*** Source document ***
Unfortunately, most ergonomists received their training certificates in a time predating the advent of active office furniture, and in truth, only a scant few have any actual training in ergodynamics. Worse yet, 99% of the information you’ll find on ergonomics on the internet is antiquated; effectively obsolete in terms of what’s really good and proper for an active workstation user.
Ergodynamics takes into account that everything about standing or walking while typing is different than when users were seated at a desk. Since there are no chair arms to support our forearms, even the very concept of a “neutral” typing position can be radically different.
The Differences Between Ergonomics and Ergodynamics
8. Don’t forget your feet
A footrest can become a weapon in the fight to stay upright without causing yourself negative health effects. While it will never replace an anti-fatigue mat (which is crucial for promoting blood circulation and better posture if you stand for more than 20 minutes at a time), it can help with distributing your weight properly. You probably notice that while standing the majority of your body weight tends to rest on just one leg while the other leg remains idle. Unless you’re moving every couple of minutes or using a balance board or an active mat, this may take a toll on your hip and knee joints.
*** End of Source document ***
*** Data excerpts ***
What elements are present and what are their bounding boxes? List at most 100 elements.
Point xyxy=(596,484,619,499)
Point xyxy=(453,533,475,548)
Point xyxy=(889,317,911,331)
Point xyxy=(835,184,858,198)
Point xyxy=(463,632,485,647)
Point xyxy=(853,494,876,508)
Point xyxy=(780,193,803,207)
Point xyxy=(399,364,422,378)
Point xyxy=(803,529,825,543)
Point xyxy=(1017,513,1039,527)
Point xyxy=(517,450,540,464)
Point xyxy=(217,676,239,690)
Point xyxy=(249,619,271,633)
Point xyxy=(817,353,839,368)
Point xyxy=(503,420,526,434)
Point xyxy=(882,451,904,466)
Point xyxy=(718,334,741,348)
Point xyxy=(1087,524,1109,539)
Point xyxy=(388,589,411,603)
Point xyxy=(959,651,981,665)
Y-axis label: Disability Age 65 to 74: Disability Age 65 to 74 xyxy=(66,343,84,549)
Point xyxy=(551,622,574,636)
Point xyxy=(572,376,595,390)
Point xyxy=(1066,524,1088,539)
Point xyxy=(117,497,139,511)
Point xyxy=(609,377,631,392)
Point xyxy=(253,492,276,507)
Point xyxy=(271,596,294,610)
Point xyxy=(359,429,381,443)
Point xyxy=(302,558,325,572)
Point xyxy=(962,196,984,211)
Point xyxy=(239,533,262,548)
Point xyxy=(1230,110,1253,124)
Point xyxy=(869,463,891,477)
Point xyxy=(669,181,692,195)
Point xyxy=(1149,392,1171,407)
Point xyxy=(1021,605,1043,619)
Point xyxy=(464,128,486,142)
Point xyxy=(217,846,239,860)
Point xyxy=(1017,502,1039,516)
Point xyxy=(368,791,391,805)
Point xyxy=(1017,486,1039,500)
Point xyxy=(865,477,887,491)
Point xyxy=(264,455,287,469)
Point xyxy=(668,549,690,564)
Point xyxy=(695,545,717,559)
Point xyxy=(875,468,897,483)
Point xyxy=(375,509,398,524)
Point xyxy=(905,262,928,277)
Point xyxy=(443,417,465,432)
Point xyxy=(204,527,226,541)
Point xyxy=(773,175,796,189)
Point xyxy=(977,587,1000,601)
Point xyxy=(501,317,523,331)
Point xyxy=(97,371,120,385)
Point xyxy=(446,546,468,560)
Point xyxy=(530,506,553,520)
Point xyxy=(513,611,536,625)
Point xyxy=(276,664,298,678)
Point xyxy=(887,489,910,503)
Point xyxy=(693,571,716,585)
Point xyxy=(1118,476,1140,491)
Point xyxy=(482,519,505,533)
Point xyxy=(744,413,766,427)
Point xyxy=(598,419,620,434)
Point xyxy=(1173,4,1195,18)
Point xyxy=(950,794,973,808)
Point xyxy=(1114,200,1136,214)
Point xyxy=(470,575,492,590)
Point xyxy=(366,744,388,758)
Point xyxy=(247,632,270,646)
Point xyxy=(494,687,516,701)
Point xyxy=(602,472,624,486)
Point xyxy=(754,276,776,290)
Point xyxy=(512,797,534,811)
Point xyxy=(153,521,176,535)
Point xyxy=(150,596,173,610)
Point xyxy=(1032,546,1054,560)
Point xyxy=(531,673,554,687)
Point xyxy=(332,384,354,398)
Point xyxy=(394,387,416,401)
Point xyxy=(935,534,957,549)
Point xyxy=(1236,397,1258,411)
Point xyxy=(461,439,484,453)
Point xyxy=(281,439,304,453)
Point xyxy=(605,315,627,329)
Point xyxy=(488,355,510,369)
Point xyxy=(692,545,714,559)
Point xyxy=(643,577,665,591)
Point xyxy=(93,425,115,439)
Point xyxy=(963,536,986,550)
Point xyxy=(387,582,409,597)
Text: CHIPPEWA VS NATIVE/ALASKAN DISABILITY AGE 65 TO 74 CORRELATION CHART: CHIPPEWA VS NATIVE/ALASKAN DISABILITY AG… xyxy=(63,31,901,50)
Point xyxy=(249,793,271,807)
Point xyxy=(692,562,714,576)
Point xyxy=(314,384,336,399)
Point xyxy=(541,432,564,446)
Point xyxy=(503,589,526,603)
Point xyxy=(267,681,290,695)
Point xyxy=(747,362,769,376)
*** End of Data excerpts ***
Exercises to complete:
1) Answer these questions from the ergodynamics text:
(a) What share of the ergonomics information found on the internet does it call antiquated?
(b) What missing support makes a "neutral" typing position different when standing or walking?
(c) After how many minutes of standing at a time does it call an anti-fatigue mat crucial?
2) Proceed with the ergodynamics text, starting after its last sentence.
The records have no connection to the ergodynamics text.

Answers per task:
1)
(a) 99%
(b) Chair arms to support the forearms
(c) More than 20 minutes

2)
With a footrest you can better distribute your weight, shifting your center of gravity from your supporting leg and allowing you to take some weight off the load-bearing hip joint. A footrest also promotes body adjustments (switching legs), which improve blood circulation and break up your stationary position, if only slightly.
9. Pick your equipment carefully
Unfortunately, you can’t always trust product descriptions. We reviewed a keyboard tray that listed the wrong rail length and made incorrect claims about its ability to achieve negative tilt. Anyone who buys the tray without looking at reviews might be stuck with something that doesn’t help their ergonomics and might not even fit their desk.
Customer reviews from verified buyers are an essential source of information for our staff when we’re getting a first look at a product. We generally disregard user reviews posted on manufacturers’ own websites, as these tend to be highly curated and don’t often include any seriously negative reviews. A better source of independent reviews is marketplace sites, such as Amazon.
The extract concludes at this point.